= Task requirements =
Reproduce all the lines exactly as they stand, apart from the pictures.

....

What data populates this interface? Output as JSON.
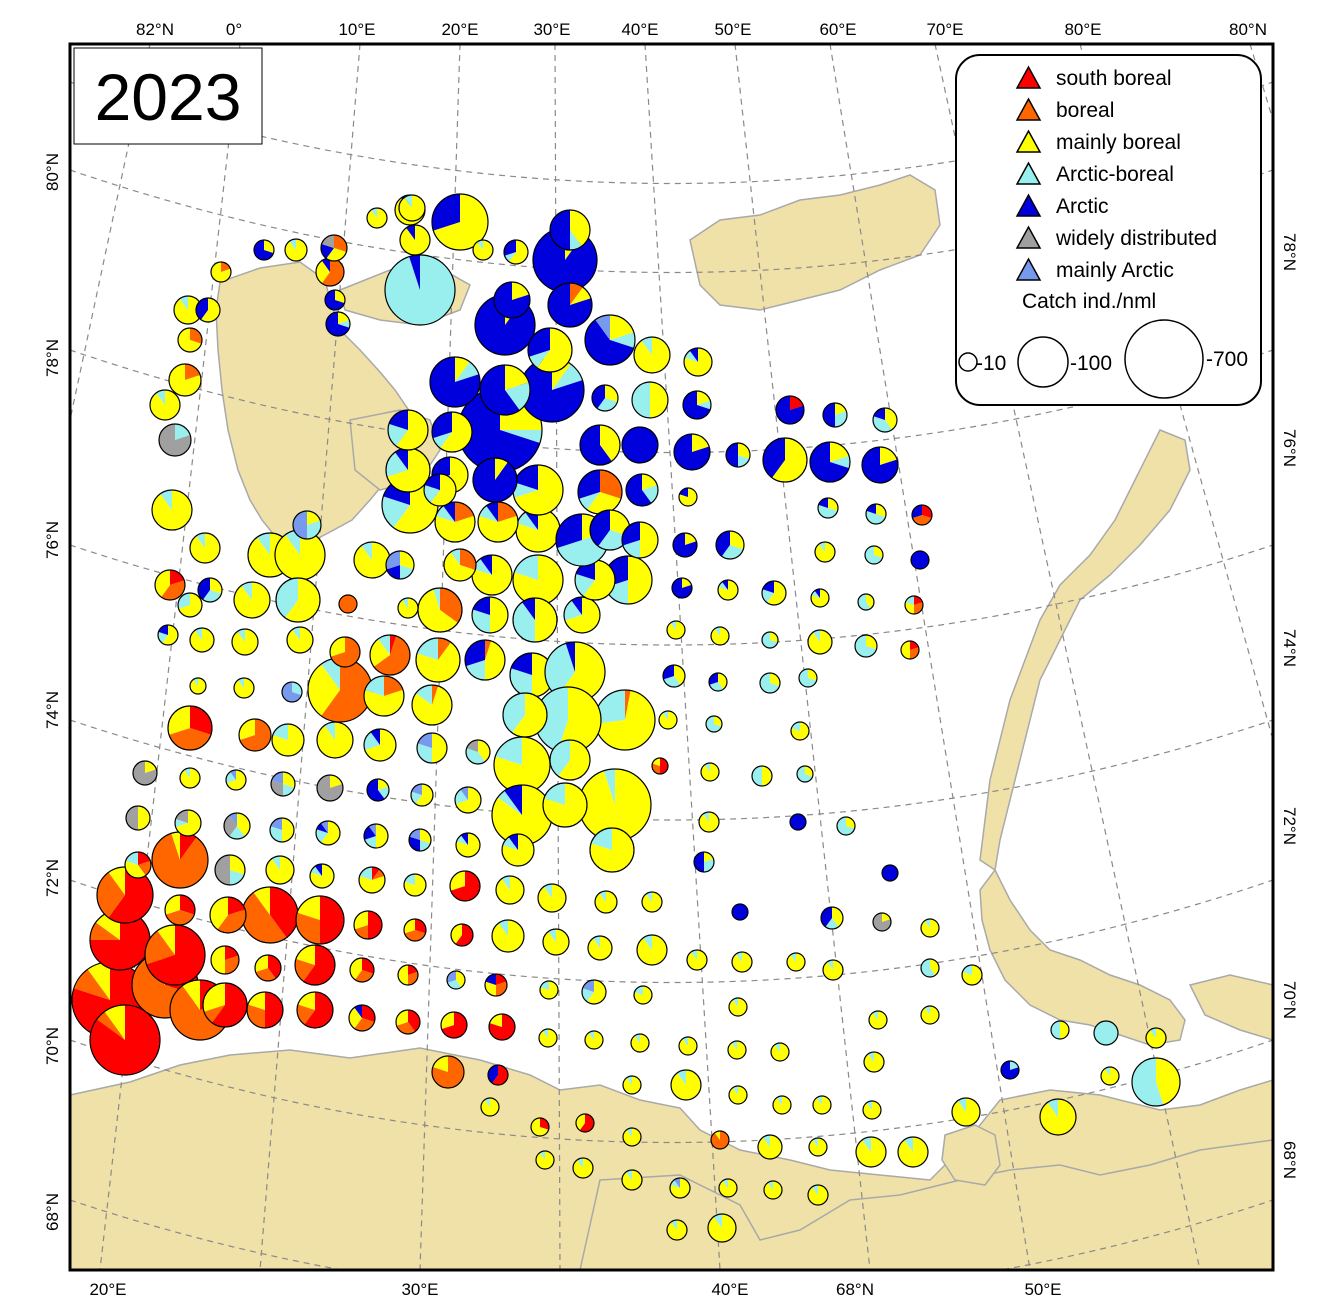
{
  "year_label": "2023",
  "top_labels": [
    "82°N",
    "0°",
    "10°E",
    "20°E",
    "30°E",
    "40°E",
    "50°E",
    "60°E",
    "70°E",
    "80°E",
    "80°N"
  ],
  "bottom_labels": [
    "20°E",
    "30°E",
    "40°E",
    "68°N",
    "50°E"
  ],
  "left_labels": [
    "80°N",
    "78°N",
    "76°N",
    "74°N",
    "72°N",
    "70°N",
    "68°N"
  ],
  "right_labels": [
    "78°N",
    "76°N",
    "74°N",
    "72°N",
    "70°N",
    "68°N"
  ],
  "legend": {
    "categories": [
      {
        "label": "south boreal",
        "color": "#ff0000"
      },
      {
        "label": "boreal",
        "color": "#ff6600"
      },
      {
        "label": "mainly boreal",
        "color": "#ffff00"
      },
      {
        "label": "Arctic-boreal",
        "color": "#99eeee"
      },
      {
        "label": "Arctic",
        "color": "#0000dd"
      },
      {
        "label": "widely distributed",
        "color": "#a0a0a0"
      },
      {
        "label": "mainly Arctic",
        "color": "#7799ee"
      }
    ],
    "size_title": "Catch ind./nml",
    "size_labels": [
      "-10",
      "-100",
      "-700"
    ]
  },
  "colors": {
    "land": "#efe1a8",
    "coast": "#a9a9a9",
    "grid": "#8a8a8a",
    "sea": "#ffffff"
  }
}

....

= Response to this exercise =
What data populates this interface? Output as JSON.
{
  "year_label": "2023",
  "top_labels": [
    "82°N",
    "0°",
    "10°E",
    "20°E",
    "30°E",
    "40°E",
    "50°E",
    "60°E",
    "70°E",
    "80°E",
    "80°N"
  ],
  "bottom_labels": [
    "20°E",
    "30°E",
    "40°E",
    "68°N",
    "50°E"
  ],
  "left_labels": [
    "80°N",
    "78°N",
    "76°N",
    "74°N",
    "72°N",
    "70°N",
    "68°N"
  ],
  "right_labels": [
    "78°N",
    "76°N",
    "74°N",
    "72°N",
    "70°N",
    "68°N"
  ],
  "legend": {
    "categories": [
      {
        "label": "south boreal",
        "color": "#ff0000"
      },
      {
        "label": "boreal",
        "color": "#ff6600"
      },
      {
        "label": "mainly boreal",
        "color": "#ffff00"
      },
      {
        "label": "Arctic-boreal",
        "color": "#99eeee"
      },
      {
        "label": "Arctic",
        "color": "#0000dd"
      },
      {
        "label": "widely distributed",
        "color": "#a0a0a0"
      },
      {
        "label": "mainly Arctic",
        "color": "#7799ee"
      }
    ],
    "size_title": "Catch ind./nml",
    "size_labels": [
      "-10",
      "-100",
      "-700"
    ]
  },
  "colors": {
    "land": "#efe1a8",
    "coast": "#a9a9a9",
    "grid": "#8a8a8a",
    "sea": "#ffffff"
  }
}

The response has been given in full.